Your instructions
In the material below, find all lines with the string "Energy" and copy them.

The input
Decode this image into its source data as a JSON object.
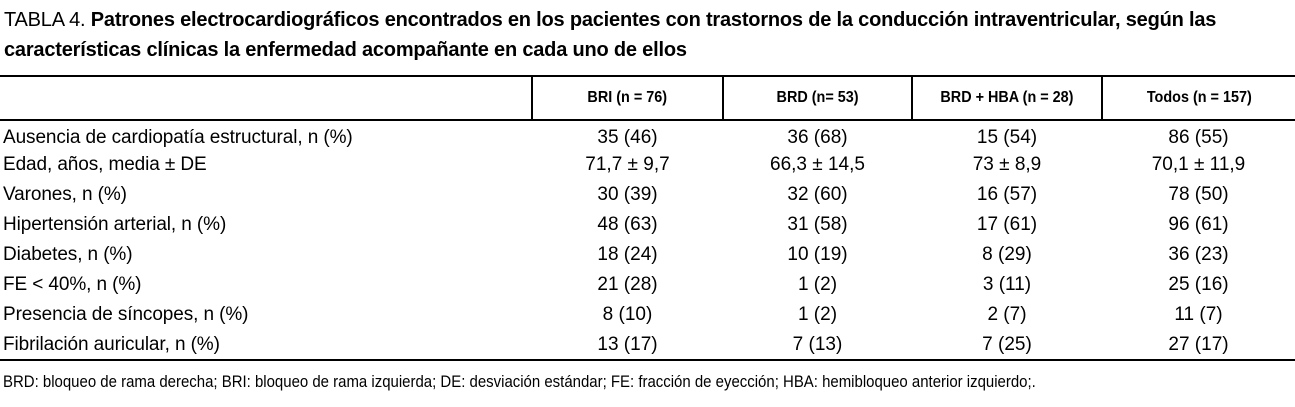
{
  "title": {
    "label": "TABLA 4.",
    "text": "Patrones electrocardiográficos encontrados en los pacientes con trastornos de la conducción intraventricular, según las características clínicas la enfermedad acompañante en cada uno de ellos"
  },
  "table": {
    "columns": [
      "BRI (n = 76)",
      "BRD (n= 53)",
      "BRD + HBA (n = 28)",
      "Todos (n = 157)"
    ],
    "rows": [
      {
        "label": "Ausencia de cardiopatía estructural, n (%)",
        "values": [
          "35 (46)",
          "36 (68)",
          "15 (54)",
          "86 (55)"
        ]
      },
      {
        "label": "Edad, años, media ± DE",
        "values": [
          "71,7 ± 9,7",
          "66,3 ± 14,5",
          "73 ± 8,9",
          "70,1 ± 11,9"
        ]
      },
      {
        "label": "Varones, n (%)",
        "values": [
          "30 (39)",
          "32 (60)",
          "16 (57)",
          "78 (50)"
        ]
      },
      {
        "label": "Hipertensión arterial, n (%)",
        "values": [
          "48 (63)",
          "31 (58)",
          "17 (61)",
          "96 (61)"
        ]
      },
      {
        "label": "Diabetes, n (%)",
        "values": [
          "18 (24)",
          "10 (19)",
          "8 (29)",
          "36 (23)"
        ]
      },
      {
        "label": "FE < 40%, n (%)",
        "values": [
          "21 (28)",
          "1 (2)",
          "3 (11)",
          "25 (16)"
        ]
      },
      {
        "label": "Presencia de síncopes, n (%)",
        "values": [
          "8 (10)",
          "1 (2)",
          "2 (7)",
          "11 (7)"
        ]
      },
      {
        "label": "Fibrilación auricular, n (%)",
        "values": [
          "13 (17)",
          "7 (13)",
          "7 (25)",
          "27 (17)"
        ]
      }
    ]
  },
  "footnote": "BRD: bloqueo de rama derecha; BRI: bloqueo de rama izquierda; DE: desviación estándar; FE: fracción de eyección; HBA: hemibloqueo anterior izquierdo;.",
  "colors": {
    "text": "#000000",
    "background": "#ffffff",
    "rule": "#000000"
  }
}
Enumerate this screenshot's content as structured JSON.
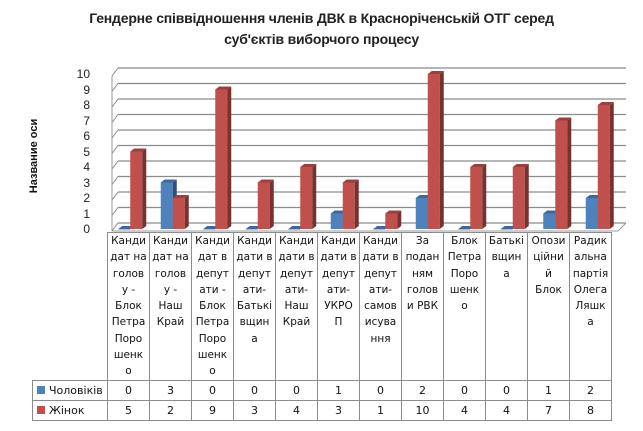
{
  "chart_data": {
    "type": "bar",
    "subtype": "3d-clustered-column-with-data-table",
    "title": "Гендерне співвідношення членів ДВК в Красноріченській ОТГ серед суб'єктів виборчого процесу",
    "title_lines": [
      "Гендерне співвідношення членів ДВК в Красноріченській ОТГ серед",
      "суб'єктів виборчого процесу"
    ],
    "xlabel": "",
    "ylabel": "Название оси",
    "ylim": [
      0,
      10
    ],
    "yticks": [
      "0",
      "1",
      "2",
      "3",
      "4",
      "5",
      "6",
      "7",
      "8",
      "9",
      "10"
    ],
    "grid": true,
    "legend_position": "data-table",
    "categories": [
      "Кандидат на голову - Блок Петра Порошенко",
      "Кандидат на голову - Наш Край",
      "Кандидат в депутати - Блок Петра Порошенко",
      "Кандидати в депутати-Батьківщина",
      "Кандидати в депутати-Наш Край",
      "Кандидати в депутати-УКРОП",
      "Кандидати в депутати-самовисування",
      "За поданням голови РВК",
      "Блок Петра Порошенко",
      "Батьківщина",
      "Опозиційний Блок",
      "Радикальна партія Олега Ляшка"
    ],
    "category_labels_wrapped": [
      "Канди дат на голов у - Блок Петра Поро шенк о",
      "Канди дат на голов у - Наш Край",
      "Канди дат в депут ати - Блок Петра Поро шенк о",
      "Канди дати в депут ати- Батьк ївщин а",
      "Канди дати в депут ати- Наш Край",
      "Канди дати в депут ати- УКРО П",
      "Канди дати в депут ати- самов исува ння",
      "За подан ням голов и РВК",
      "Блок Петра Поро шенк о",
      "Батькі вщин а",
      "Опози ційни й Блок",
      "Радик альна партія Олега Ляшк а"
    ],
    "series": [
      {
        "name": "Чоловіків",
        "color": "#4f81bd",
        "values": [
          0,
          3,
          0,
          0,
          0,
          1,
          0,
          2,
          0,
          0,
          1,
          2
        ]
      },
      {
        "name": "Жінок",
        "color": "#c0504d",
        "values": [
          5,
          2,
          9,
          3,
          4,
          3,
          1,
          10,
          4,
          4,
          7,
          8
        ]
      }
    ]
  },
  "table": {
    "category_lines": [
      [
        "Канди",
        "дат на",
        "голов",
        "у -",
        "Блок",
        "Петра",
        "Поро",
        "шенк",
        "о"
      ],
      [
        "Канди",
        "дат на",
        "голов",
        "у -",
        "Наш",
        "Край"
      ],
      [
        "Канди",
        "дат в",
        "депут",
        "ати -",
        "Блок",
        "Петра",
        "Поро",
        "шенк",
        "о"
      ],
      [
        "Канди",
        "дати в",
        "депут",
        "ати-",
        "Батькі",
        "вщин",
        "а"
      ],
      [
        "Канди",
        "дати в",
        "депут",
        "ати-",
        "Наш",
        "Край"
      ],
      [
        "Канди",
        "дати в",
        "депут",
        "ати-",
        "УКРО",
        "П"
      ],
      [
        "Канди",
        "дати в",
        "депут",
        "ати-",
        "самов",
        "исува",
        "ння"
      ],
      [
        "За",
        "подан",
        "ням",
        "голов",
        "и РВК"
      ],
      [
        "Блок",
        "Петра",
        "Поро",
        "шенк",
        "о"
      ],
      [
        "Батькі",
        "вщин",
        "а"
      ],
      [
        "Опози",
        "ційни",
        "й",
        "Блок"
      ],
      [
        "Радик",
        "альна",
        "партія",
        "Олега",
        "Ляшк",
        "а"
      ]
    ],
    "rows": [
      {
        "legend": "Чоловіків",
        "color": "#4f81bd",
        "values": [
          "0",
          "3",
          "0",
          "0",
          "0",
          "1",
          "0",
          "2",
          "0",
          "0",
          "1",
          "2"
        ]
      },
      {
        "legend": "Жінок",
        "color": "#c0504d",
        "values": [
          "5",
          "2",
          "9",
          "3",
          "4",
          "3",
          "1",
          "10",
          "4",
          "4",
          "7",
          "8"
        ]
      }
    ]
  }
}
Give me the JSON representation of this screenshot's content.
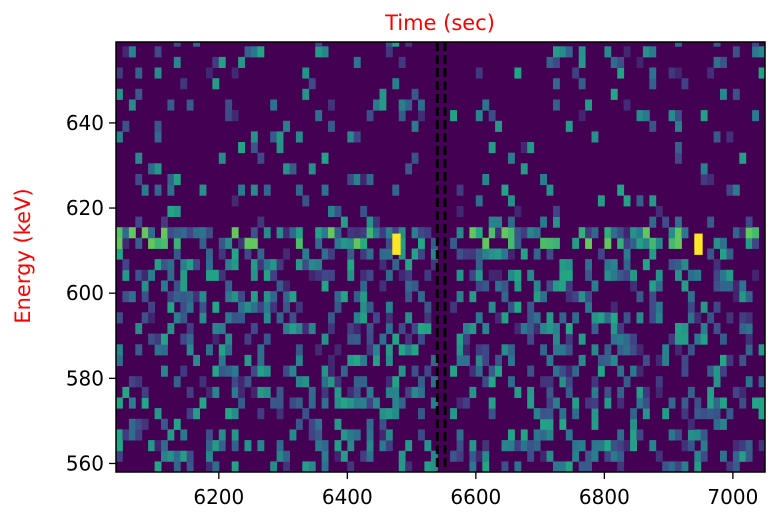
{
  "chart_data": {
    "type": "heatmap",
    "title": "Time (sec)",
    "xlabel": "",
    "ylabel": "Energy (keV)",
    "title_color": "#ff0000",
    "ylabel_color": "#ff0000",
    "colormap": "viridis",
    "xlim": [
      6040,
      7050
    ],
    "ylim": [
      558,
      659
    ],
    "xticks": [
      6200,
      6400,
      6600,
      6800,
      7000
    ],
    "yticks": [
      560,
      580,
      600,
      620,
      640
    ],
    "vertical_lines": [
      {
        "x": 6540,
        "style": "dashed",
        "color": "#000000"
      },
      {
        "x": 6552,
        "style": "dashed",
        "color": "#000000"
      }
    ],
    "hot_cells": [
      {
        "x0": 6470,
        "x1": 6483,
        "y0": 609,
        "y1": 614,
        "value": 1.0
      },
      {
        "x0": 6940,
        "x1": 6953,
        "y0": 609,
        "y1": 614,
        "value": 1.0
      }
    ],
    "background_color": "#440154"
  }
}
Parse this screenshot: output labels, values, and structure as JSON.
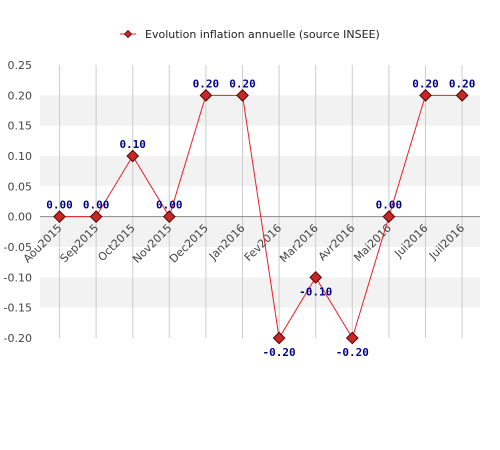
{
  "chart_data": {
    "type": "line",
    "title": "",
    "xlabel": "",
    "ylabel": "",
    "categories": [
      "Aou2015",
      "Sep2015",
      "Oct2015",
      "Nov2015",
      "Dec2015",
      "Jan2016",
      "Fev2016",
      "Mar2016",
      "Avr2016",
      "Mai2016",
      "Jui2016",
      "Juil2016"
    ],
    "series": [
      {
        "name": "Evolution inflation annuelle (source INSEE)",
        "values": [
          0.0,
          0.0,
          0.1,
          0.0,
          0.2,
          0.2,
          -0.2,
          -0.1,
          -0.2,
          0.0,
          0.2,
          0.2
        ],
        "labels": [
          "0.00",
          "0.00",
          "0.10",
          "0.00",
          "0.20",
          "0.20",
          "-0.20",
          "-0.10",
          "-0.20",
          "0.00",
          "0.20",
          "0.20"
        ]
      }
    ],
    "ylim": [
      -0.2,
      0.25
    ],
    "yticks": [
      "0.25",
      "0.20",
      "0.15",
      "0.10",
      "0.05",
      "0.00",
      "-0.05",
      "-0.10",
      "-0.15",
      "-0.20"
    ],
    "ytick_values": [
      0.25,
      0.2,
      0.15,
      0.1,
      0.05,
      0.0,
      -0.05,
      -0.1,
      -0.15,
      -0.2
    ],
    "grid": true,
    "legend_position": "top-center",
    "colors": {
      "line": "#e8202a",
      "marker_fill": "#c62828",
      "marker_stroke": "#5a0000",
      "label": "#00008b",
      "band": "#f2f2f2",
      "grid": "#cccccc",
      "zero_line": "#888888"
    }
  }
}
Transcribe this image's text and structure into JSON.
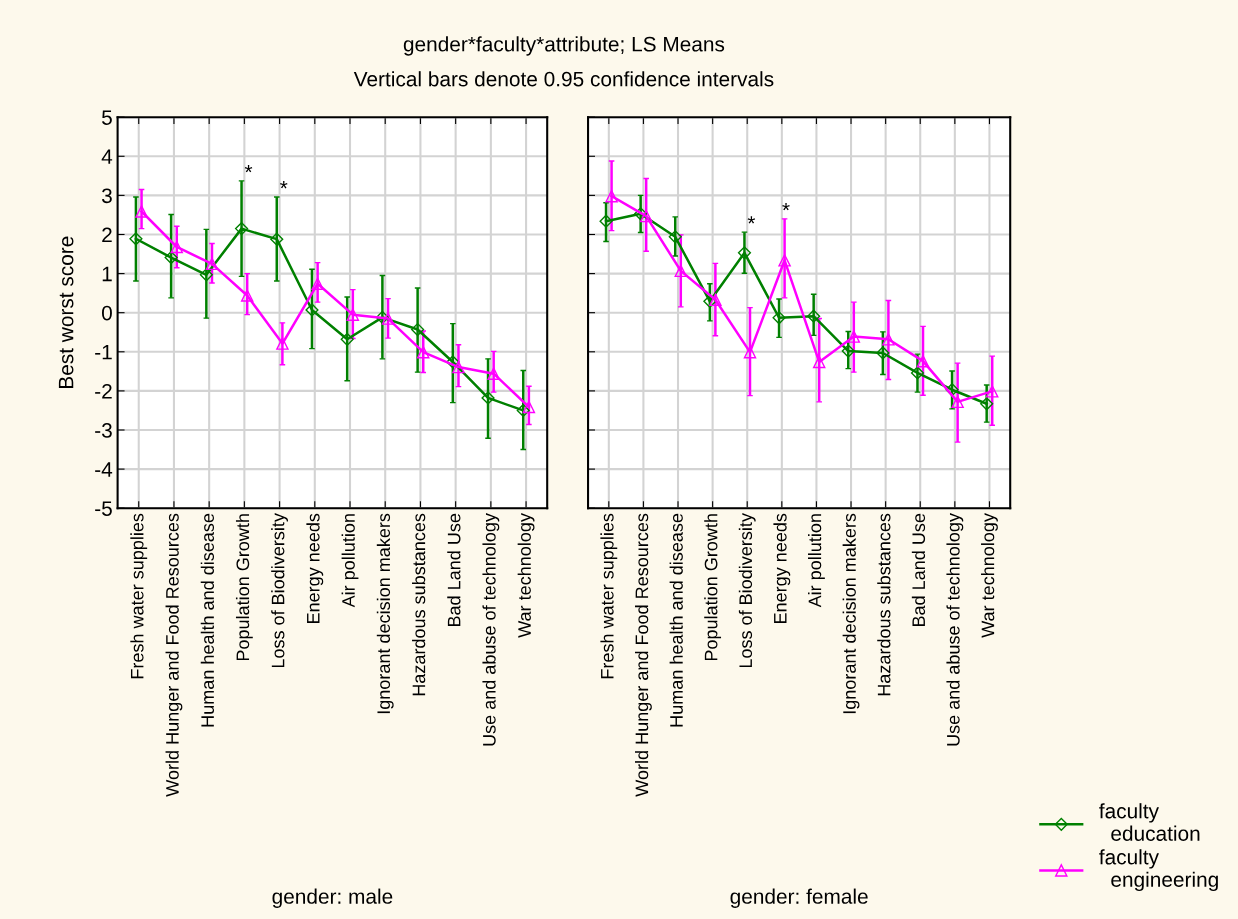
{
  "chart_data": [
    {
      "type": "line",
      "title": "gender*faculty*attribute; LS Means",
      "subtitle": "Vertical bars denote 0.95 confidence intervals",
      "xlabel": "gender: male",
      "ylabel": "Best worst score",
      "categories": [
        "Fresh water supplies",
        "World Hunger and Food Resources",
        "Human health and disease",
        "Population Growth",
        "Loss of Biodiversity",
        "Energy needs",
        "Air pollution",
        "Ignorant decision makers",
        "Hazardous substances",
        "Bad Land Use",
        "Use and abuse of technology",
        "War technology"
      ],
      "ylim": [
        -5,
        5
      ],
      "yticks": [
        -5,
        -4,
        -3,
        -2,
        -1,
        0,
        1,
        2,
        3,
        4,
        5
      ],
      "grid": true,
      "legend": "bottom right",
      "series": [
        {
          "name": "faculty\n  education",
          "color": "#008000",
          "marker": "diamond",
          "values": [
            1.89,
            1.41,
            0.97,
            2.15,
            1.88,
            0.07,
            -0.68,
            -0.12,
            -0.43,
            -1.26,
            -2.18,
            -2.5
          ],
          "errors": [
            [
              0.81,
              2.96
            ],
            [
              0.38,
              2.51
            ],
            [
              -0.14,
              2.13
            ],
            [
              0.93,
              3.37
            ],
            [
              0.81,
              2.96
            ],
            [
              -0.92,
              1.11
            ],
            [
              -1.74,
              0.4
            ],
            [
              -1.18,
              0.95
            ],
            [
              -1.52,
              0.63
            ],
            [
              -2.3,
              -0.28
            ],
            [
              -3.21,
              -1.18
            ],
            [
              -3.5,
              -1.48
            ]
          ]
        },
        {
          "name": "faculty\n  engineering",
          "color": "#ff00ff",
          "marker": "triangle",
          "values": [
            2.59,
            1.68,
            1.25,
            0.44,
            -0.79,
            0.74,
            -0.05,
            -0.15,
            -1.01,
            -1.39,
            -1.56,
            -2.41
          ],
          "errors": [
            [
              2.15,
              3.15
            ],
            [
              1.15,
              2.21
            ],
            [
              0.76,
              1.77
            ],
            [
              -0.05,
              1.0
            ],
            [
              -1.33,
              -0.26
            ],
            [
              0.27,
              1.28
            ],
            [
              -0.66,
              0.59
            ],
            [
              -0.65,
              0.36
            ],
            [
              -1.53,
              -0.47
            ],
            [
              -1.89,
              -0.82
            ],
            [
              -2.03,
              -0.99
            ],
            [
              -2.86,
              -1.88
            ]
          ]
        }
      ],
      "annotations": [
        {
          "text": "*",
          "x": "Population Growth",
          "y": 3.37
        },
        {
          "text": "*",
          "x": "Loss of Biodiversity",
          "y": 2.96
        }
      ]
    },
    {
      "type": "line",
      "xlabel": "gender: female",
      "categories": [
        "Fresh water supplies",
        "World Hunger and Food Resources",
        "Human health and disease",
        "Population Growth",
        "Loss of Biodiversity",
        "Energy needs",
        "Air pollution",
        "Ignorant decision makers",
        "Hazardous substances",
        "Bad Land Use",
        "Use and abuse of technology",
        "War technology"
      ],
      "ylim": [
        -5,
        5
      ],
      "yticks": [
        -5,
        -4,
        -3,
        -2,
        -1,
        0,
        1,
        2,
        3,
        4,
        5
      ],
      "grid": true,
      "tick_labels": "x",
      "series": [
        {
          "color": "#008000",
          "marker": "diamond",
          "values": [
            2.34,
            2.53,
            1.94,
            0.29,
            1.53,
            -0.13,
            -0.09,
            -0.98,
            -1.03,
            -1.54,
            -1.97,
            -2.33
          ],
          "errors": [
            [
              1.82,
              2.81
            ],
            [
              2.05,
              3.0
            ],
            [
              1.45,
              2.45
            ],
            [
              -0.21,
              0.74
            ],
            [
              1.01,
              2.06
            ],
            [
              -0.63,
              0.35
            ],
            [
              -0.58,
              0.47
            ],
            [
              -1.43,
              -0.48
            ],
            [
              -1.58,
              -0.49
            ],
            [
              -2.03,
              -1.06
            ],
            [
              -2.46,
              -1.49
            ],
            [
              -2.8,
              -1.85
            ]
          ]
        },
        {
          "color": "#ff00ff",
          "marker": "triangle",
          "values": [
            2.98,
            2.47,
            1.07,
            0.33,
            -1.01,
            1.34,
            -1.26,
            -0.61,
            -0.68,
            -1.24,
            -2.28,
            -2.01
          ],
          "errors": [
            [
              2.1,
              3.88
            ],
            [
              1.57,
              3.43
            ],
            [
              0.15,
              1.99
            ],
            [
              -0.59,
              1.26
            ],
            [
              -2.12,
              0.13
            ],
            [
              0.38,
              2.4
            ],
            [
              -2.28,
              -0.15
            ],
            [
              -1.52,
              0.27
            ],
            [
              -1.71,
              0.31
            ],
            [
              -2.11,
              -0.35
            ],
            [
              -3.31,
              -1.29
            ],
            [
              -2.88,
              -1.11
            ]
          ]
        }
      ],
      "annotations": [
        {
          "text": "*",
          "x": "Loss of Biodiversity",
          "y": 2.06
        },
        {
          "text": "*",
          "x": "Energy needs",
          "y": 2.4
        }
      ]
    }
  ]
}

Response below
    "ylabel": "Energy (keV)",
        "Energy needs",
        "Energy needs",
          "x": "Energy needs",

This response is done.